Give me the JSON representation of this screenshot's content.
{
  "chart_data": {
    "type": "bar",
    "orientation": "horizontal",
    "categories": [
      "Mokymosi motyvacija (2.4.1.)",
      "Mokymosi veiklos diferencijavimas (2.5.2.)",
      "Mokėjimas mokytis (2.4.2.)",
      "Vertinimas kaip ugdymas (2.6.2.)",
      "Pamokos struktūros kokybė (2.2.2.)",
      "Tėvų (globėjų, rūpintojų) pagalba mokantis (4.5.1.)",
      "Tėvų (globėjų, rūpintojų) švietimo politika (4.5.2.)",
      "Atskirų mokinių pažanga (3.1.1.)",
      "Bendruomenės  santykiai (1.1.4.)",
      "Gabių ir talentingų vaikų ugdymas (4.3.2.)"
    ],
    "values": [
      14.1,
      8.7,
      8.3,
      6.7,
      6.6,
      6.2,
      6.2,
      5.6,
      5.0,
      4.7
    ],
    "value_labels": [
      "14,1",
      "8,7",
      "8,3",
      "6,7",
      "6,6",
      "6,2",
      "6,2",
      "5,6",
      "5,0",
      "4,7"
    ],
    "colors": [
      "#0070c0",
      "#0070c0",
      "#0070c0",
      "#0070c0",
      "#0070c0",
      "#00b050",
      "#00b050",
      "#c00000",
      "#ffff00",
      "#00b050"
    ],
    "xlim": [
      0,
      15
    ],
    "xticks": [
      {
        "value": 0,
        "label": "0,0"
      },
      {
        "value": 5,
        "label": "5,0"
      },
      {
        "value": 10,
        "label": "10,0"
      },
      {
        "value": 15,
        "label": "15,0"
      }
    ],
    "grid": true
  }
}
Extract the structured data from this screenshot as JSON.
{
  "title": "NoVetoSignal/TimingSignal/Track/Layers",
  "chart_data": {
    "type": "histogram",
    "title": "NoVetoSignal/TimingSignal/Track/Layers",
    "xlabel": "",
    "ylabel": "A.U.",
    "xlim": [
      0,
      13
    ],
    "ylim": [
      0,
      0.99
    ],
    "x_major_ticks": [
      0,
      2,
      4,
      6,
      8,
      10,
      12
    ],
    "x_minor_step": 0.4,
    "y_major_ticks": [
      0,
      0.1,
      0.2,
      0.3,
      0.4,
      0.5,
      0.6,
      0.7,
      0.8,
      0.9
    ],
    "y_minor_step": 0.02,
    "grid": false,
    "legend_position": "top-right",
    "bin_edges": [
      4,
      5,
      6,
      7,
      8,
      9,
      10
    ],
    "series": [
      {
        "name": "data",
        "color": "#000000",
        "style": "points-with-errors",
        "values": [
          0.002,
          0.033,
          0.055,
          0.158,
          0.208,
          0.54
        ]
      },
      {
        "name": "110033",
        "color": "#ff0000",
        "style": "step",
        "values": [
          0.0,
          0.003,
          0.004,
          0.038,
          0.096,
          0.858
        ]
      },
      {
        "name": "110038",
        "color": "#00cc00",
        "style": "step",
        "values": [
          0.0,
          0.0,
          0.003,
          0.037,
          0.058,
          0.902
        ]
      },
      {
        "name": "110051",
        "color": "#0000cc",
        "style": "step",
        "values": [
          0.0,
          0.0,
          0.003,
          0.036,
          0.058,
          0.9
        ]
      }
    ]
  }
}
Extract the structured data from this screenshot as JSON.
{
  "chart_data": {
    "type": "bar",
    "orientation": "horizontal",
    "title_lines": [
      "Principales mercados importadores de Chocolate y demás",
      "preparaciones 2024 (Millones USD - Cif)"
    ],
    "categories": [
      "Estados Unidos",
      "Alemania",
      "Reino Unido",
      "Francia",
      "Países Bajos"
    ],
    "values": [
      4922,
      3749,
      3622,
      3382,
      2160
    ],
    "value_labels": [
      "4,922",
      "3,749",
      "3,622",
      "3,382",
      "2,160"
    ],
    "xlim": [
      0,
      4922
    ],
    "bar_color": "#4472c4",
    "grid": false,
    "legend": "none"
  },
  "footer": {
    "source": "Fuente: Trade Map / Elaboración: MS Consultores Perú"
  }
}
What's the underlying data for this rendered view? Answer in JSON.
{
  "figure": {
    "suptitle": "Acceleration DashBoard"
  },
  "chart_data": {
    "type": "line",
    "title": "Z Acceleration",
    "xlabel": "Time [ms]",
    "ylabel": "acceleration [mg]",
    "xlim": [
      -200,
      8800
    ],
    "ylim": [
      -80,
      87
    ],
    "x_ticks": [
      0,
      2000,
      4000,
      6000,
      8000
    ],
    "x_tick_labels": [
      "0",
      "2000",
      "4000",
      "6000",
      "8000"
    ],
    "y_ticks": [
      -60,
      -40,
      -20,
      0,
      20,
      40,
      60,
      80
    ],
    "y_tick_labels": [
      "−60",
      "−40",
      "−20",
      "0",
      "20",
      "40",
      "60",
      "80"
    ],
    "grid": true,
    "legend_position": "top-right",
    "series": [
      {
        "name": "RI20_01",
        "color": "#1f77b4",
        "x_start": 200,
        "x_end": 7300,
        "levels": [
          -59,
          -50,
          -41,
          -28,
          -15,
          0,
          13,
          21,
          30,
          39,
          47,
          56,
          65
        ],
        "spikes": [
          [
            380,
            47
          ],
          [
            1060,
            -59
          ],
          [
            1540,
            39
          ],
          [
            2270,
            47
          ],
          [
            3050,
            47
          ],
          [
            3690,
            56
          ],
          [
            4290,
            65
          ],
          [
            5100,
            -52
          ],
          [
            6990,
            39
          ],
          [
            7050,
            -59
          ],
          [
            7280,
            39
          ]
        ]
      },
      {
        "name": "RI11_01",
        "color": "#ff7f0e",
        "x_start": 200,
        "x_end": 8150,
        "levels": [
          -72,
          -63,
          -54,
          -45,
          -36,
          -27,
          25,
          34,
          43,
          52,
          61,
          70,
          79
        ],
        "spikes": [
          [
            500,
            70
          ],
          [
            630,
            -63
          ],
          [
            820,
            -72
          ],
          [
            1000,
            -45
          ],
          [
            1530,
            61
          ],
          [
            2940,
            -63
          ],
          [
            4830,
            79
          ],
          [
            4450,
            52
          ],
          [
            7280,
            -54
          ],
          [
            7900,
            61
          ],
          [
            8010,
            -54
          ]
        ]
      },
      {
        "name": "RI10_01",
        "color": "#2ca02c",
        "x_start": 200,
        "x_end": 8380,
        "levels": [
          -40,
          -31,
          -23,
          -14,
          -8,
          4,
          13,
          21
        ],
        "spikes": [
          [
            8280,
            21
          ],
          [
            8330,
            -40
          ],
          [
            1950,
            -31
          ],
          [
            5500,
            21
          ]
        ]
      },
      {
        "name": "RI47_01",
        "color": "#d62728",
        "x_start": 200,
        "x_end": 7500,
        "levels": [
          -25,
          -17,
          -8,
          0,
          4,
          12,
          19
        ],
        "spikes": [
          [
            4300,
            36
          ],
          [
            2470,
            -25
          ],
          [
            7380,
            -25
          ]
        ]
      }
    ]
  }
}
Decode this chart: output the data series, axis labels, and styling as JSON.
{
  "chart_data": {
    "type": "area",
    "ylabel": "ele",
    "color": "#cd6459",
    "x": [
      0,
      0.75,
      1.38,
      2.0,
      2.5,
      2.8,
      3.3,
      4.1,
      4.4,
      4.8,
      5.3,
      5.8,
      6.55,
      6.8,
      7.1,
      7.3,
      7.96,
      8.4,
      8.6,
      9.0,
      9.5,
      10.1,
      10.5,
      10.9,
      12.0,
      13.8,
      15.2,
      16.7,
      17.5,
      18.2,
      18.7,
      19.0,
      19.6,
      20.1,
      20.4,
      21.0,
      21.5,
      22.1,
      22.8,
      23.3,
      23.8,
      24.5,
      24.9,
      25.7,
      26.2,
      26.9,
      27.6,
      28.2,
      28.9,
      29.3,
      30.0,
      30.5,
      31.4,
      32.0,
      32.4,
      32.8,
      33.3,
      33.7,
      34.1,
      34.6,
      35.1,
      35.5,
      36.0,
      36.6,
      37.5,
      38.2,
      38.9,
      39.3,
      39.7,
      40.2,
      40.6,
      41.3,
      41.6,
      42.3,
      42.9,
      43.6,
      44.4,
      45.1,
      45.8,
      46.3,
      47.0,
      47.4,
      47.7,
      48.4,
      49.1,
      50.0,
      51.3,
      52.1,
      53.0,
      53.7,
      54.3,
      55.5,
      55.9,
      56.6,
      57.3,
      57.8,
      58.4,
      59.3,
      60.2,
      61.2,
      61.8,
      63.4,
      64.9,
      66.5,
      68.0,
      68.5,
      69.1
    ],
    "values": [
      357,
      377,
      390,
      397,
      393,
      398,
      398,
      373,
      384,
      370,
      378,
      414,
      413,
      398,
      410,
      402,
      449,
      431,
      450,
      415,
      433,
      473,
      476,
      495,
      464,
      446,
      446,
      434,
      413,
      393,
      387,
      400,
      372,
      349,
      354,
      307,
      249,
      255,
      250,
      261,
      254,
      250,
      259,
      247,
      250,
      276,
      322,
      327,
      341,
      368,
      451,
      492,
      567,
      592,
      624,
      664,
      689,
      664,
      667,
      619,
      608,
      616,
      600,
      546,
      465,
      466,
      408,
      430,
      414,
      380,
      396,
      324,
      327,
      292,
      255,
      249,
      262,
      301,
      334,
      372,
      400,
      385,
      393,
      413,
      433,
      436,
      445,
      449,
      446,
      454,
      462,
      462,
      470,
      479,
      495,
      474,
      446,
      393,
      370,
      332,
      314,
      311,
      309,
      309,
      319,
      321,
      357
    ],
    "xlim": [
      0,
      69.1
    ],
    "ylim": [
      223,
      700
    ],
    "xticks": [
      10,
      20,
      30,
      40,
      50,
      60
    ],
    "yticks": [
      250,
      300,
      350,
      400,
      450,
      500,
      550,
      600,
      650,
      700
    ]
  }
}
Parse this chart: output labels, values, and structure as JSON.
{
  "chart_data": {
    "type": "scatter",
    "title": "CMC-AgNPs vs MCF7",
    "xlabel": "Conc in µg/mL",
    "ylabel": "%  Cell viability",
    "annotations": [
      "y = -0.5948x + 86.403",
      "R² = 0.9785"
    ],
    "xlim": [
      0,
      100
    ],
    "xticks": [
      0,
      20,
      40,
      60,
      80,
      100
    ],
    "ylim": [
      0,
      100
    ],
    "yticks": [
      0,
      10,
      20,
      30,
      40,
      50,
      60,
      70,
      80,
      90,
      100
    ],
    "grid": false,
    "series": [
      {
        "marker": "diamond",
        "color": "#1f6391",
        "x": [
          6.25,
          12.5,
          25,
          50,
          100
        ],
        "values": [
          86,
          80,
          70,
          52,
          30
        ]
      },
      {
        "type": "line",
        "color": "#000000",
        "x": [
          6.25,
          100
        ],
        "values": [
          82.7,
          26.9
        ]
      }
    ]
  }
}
▬▬▬▬▬▬▬▬▬▬
**Exercise prompt**
Show the lines of the records that contain the word "ylabel".

**Reply to the exercise**
    "ylabel": "A.U.",
    "ylabel": "acceleration [mg]",
    "ylabel": "ele",
    "ylabel": "%  Cell viability",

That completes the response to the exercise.